The entries below should be quoted exactly, with no pictures carried over.

= Task input =
——————

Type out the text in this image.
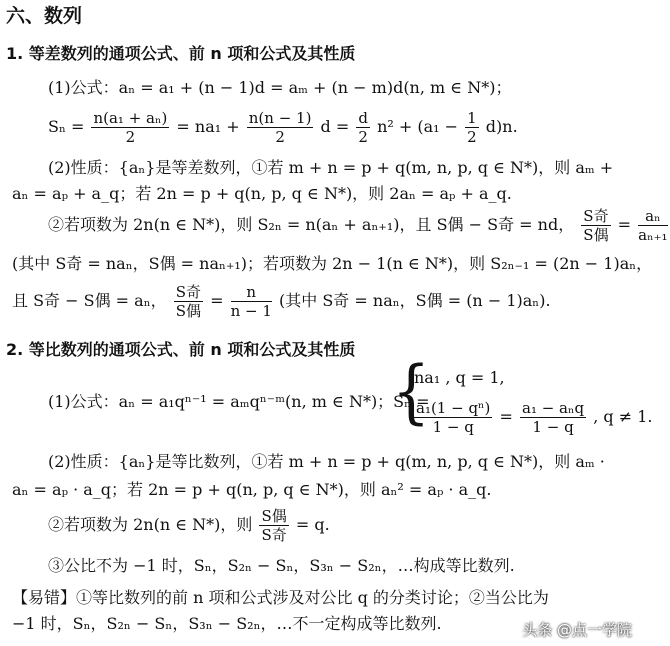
六、数列
1. 等差数列的通项公式、前 n 项和公式及其性质
(1)公式：aₙ = a₁ + (n − 1)d = aₘ + (n − m)d(n, m ∈ N*)；
$S_n = \frac{\text{n(a₁ + aₙ)}}{2} = na_1 + \frac{n(n - 1)}{2}$ $d = \frac{d}{2} n^2 + (a_1 - \frac{1}{2} d)n$.
(2)性质：{aₙ}是等差数列，①若 m + n = p + q(m, n, p, q ∈ N*)，则 aₘ +
aₙ = aₚ + a_q；若 2n = p + q(n, p, q ∈ N*)，则 2aₙ = aₚ + a_q.
②若项数为 2n(n ∈ N*)，则 S₂ₙ = n(aₙ + aₙ₊₁)，且 S偶 − S奇 = nd， $\frac{\text{S奇}}{\text{S偶}} = \frac{\text{aₙ}}{\text{aₙ₊₁}}$
(其中 S奇 = naₙ，S偶 = naₙ₊₁)；若项数为 2n − 1(n ∈ N*)，则 S₂ₙ₋₁ = (2n − 1)aₙ，
且 S奇 − S偶 = aₙ， $\frac{\text{S奇}}{\text{S偶}} = \frac{n}{n - 1}$ (其中 S奇 = naₙ，S偶 = (n − 1)aₙ).
2. 等比数列的通项公式、前 n 项和公式及其性质
(1)公式：aₙ = a₁qⁿ⁻¹ = aₘqⁿ⁻ᵐ(n, m ∈ N*)；Sₙ =
{
na₁ , q = 1,
$\frac{\text{a₁(1 − qⁿ)}}{1 - q} = \frac{\text{a₁ − aₙq}}{1 - q}$ , q ≠ 1.
(2)性质：{aₙ}是等比数列，①若 m + n = p + q(m, n, p, q ∈ N*)，则 aₘ ·
aₙ = aₚ · a_q；若 2n = p + q(n, p, q ∈ N*)，则 aₙ² = aₚ · a_q.
②若项数为 2n(n ∈ N*)，则 $\frac{\text{S偶}}{\text{S奇}} = q$.
③公比不为 −1 时，Sₙ，S₂ₙ − Sₙ，S₃ₙ − S₂ₙ，…构成等比数列.
【易错】①等比数列的前 n 项和公式涉及对公比 q 的分类讨论；②当公比为
−1 时，Sₙ，S₂ₙ − Sₙ，S₃ₙ − S₂ₙ，…不一定构成等比数列.	头条 @点一学院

——————

= The answer =
Type out the text in this image.
六、数列
1. 等差数列的通项公式、前 n 项和公式及其性质
(1)公式：aₙ = a₁ + (n − 1)d = aₘ + (n − m)d(n, m ∈ N*)；
$S_n = \frac{\text{n(a₁ + aₙ)}}{2} = na_1 + \frac{n(n - 1)}{2}$ $d = \frac{d}{2} n^2 + (a_1 - \frac{1}{2} d)n$.
(2)性质：{aₙ}是等差数列，①若 m + n = p + q(m, n, p, q ∈ N*)，则 aₘ +
aₙ = aₚ + a_q；若 2n = p + q(n, p, q ∈ N*)，则 2aₙ = aₚ + a_q.
②若项数为 2n(n ∈ N*)，则 S₂ₙ = n(aₙ + aₙ₊₁)，且 S偶 − S奇 = nd， $\frac{\text{S奇}}{\text{S偶}} = \frac{\text{aₙ}}{\text{aₙ₊₁}}$
(其中 S奇 = naₙ，S偶 = naₙ₊₁)；若项数为 2n − 1(n ∈ N*)，则 S₂ₙ₋₁ = (2n − 1)aₙ，
且 S奇 − S偶 = aₙ， $\frac{\text{S奇}}{\text{S偶}} = \frac{n}{n - 1}$ (其中 S奇 = naₙ，S偶 = (n − 1)aₙ).
2. 等比数列的通项公式、前 n 项和公式及其性质
(1)公式：aₙ = a₁qⁿ⁻¹ = aₘqⁿ⁻ᵐ(n, m ∈ N*)；Sₙ =
{
na₁ , q = 1,
$\frac{\text{a₁(1 − qⁿ)}}{1 - q} = \frac{\text{a₁ − aₙq}}{1 - q}$ , q ≠ 1.
(2)性质：{aₙ}是等比数列，①若 m + n = p + q(m, n, p, q ∈ N*)，则 aₘ ·
aₙ = aₚ · a_q；若 2n = p + q(n, p, q ∈ N*)，则 aₙ² = aₚ · a_q.
②若项数为 2n(n ∈ N*)，则 $\frac{\text{S偶}}{\text{S奇}} = q$.
③公比不为 −1 时，Sₙ，S₂ₙ − Sₙ，S₃ₙ − S₂ₙ，…构成等比数列.
【易错】①等比数列的前 n 项和公式涉及对公比 q 的分类讨论；②当公比为
−1 时，Sₙ，S₂ₙ − Sₙ，S₃ₙ − S₂ₙ，…不一定构成等比数列.	头条 @点一学院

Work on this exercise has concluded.